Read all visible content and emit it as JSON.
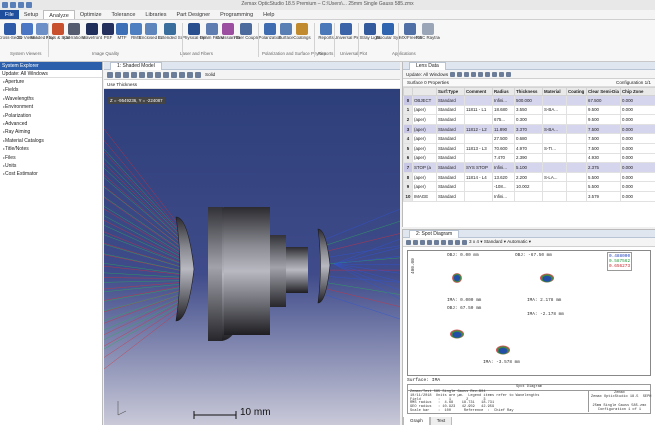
{
  "window": {
    "title": "Zemax OpticStudio 18.5    Premium – C:\\Users\\... 25mm Single Gauss 585.zmx"
  },
  "menu": [
    "File",
    "Setup",
    "Analyze",
    "Optimize",
    "Tolerance",
    "Libraries",
    "Part Designer",
    "Programming",
    "Help"
  ],
  "menu_active": "Analyze",
  "ribbon": {
    "buttons": [
      {
        "label": "Cross-Section",
        "icon": "cross-section-icon",
        "color": "#2f5aa8"
      },
      {
        "label": "3D Viewer",
        "icon": "3d-viewer-icon",
        "color": "#4a76c4"
      },
      {
        "label": "Shaded Model",
        "icon": "shaded-model-icon",
        "color": "#6d8fc8"
      },
      {
        "label": "Rays & Spots",
        "icon": "rays-spots-icon",
        "color": "#c8502e"
      },
      {
        "label": "Aberrations",
        "icon": "aberrations-icon",
        "color": "#555c70"
      },
      {
        "label": "Wavefront",
        "icon": "wavefront-icon",
        "color": "#1f2e5a"
      },
      {
        "label": "PSF",
        "icon": "psf-icon",
        "color": "#26305f"
      },
      {
        "label": "MTF",
        "icon": "mtf-icon",
        "color": "#3d6fb6"
      },
      {
        "label": "RMS",
        "icon": "rms-icon",
        "color": "#4e7fc0"
      },
      {
        "label": "Enclosed Energy",
        "icon": "enclosed-energy-icon",
        "color": "#5e86bd"
      },
      {
        "label": "Extended Scene Analysis",
        "icon": "extended-scene-icon",
        "color": "#3a6e9c"
      },
      {
        "label": "Physical Optics",
        "icon": "physical-optics-icon",
        "color": "#2a4f8f"
      },
      {
        "label": "Beam File Viewer",
        "icon": "beam-file-icon",
        "color": "#5f7db0"
      },
      {
        "label": "Gaussian Beams",
        "icon": "gaussian-beams-icon",
        "color": "#9c4fa0"
      },
      {
        "label": "Fiber Coupling",
        "icon": "fiber-coupling-icon",
        "color": "#4d6c9d"
      },
      {
        "label": "Polarization",
        "icon": "polarization-icon",
        "color": "#3f6cb1"
      },
      {
        "label": "Surface",
        "icon": "surface-icon",
        "color": "#5a7fb5"
      },
      {
        "label": "Coatings",
        "icon": "coatings-icon",
        "color": "#c28a2f"
      },
      {
        "label": "Reports",
        "icon": "reports-icon",
        "color": "#4a78b9"
      },
      {
        "label": "Universal Plot",
        "icon": "universal-plot-icon",
        "color": "#3b63a7"
      },
      {
        "label": "Stray Light",
        "icon": "stray-light-icon",
        "color": "#335a9c"
      },
      {
        "label": "Biocular Systems",
        "icon": "biocular-icon",
        "color": "#2f64b0"
      },
      {
        "label": "IMX/Freeform",
        "icon": "imx-freeform-icon",
        "color": "#4f6fa6"
      },
      {
        "label": "RSC Raytracing",
        "icon": "rsc-raytracing-icon",
        "color": "#9aa6b8"
      }
    ],
    "groups": [
      "System Viewers",
      "Image Quality",
      "Laser and Fibers",
      "Polarization and Surface Physics",
      "Reports",
      "Universal Plot",
      "Applications"
    ]
  },
  "system_explorer": {
    "title": "System Explorer",
    "update": "Update: All Windows",
    "items": [
      "Aperture",
      "Fields",
      "Wavelengths",
      "Environment",
      "Polarization",
      "Advanced",
      "Ray Aiming",
      "Material Catalogs",
      "Title/Notes",
      "Files",
      "Units",
      "Cost Estimator"
    ]
  },
  "viewer": {
    "tab": "1: Shaded Model",
    "toolbar_label": "Solid",
    "option": "Use Thickness",
    "coord": "Z = -9549236, Y = -224087",
    "scale": "10 mm"
  },
  "lens": {
    "tab": "Lens Data",
    "update": "Update: All Windows",
    "surface_props": "Surface 0 Properties",
    "config": "Configuration 1/1",
    "columns": [
      "Surf:Type",
      "Comment",
      "Radius",
      "Thickness",
      "Material",
      "Coating",
      "Clear Semi-Dia",
      "Chip Zone"
    ],
    "rows": [
      {
        "n": "0",
        "name": "OBJECT",
        "type": "Standard",
        "comment": "",
        "radius": "Infini...",
        "thickness": "500.000",
        "material": "",
        "semi": "67.500",
        "flag": "U",
        "chip": "0.000"
      },
      {
        "n": "1",
        "name": "(aper)",
        "type": "Standard",
        "comment": "11811 - L1",
        "radius": "18.680",
        "thickness": "3.550",
        "material": "S-BA...",
        "semi": "9.500",
        "flag": "U",
        "chip": "0.000"
      },
      {
        "n": "2",
        "name": "(aper)",
        "type": "Standard",
        "comment": "",
        "radius": "675...",
        "thickness": "0.300",
        "material": "",
        "semi": "9.500",
        "flag": "U",
        "chip": "0.000"
      },
      {
        "n": "3",
        "name": "(aper)",
        "type": "Standard",
        "comment": "11812 - L2",
        "radius": "11.890",
        "thickness": "3.370",
        "material": "S-BA...",
        "semi": "7.500",
        "flag": "U",
        "chip": "0.000"
      },
      {
        "n": "4",
        "name": "(aper)",
        "type": "Standard",
        "comment": "",
        "radius": "27.500",
        "thickness": "0.680",
        "material": "",
        "semi": "7.500",
        "flag": "U",
        "chip": "0.000"
      },
      {
        "n": "5",
        "name": "(aper)",
        "type": "Standard",
        "comment": "11813 - L3",
        "radius": "70.600",
        "thickness": "4.970",
        "material": "S-TI...",
        "semi": "7.500",
        "flag": "U",
        "chip": "0.000"
      },
      {
        "n": "6",
        "name": "(aper)",
        "type": "Standard",
        "comment": "",
        "radius": "7.470",
        "thickness": "2.390",
        "material": "",
        "semi": "4.930",
        "flag": "U",
        "chip": "0.000"
      },
      {
        "n": "7",
        "name": "STOP (a",
        "type": "Standard",
        "comment": "SYS STOP",
        "radius": "Infini...",
        "thickness": "5.100",
        "material": "",
        "semi": "2.375",
        "flag": "U",
        "chip": "0.000"
      },
      {
        "n": "8",
        "name": "(aper)",
        "type": "Standard",
        "comment": "11814 - L4",
        "radius": "13.620",
        "thickness": "2.200",
        "material": "S-LA...",
        "semi": "5.500",
        "flag": "U",
        "chip": "0.000"
      },
      {
        "n": "9",
        "name": "(aper)",
        "type": "Standard",
        "comment": "",
        "radius": "-108...",
        "thickness": "10.002",
        "material": "",
        "semi": "5.500",
        "flag": "U",
        "chip": "0.000"
      },
      {
        "n": "10",
        "name": "IMAGE",
        "type": "Standard",
        "comment": "",
        "radius": "Infini...",
        "thickness": "",
        "material": "",
        "semi": "3.579",
        "flag": "",
        "chip": "0.000"
      }
    ]
  },
  "spot": {
    "tab": "2: Spot Diagram",
    "toolbar_text": "3 x 4 ▾  Standard ▾  Automatic ▾",
    "fields": [
      {
        "obj": "OBJ: 0.00 mm",
        "ima": "IMA: 0.000 mm"
      },
      {
        "obj": "OBJ: -67.50 mm",
        "ima": "IMA: 2.178 mm"
      },
      {
        "obj": "OBJ: 67.50 mm",
        "ima": "IMA: -2.178 mm"
      },
      {
        "obj": "OBJ: 67.50 mm",
        "ima": "IMA: -3.578 mm"
      }
    ],
    "axis_label": "400.00",
    "legend": [
      "0.488000",
      "0.587562",
      "0.656273"
    ],
    "surface": "Surface: IMA",
    "footer_title": "Spot Diagram",
    "footer_left": "Zemax/Test 585 Single Gauss Rev-B04\n10/11/2018  Units are µm.  Legend items refer to Wavelengths\nField        :    1       2       3\nRMS radius   :  4.68    18.731   18.731\nGEO radius   : 10.923   42.959   42.959\nScale bar    :  100      Reference  :  Chief Ray",
    "footer_right": "Zemax\nZemax OpticStudio 18.5  SEPH\n\n25mm Single Gauss 585.zmx\nConfiguration 1 of 1",
    "bottom_tabs": [
      "Graph",
      "Text"
    ]
  }
}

..............................

--- AIM OF THE EXERCISE ---
Using the listing, copy every line where the word "Wavelengths" shows up.

--- CORRECT RESPONSE ---
      "Wavelengths",
    "footer_left": "Zemax/Test 585 Single Gauss Rev-B04\n10/11/2018  Units are µm.  Legend items refer to Wavelengths\nField        :    1       2       3\nRMS radius   :  4.68    18.731   18.731\nGEO radius   : 10.923   42.959   42.959\nScale bar    :  100      Reference  :  Chief Ray",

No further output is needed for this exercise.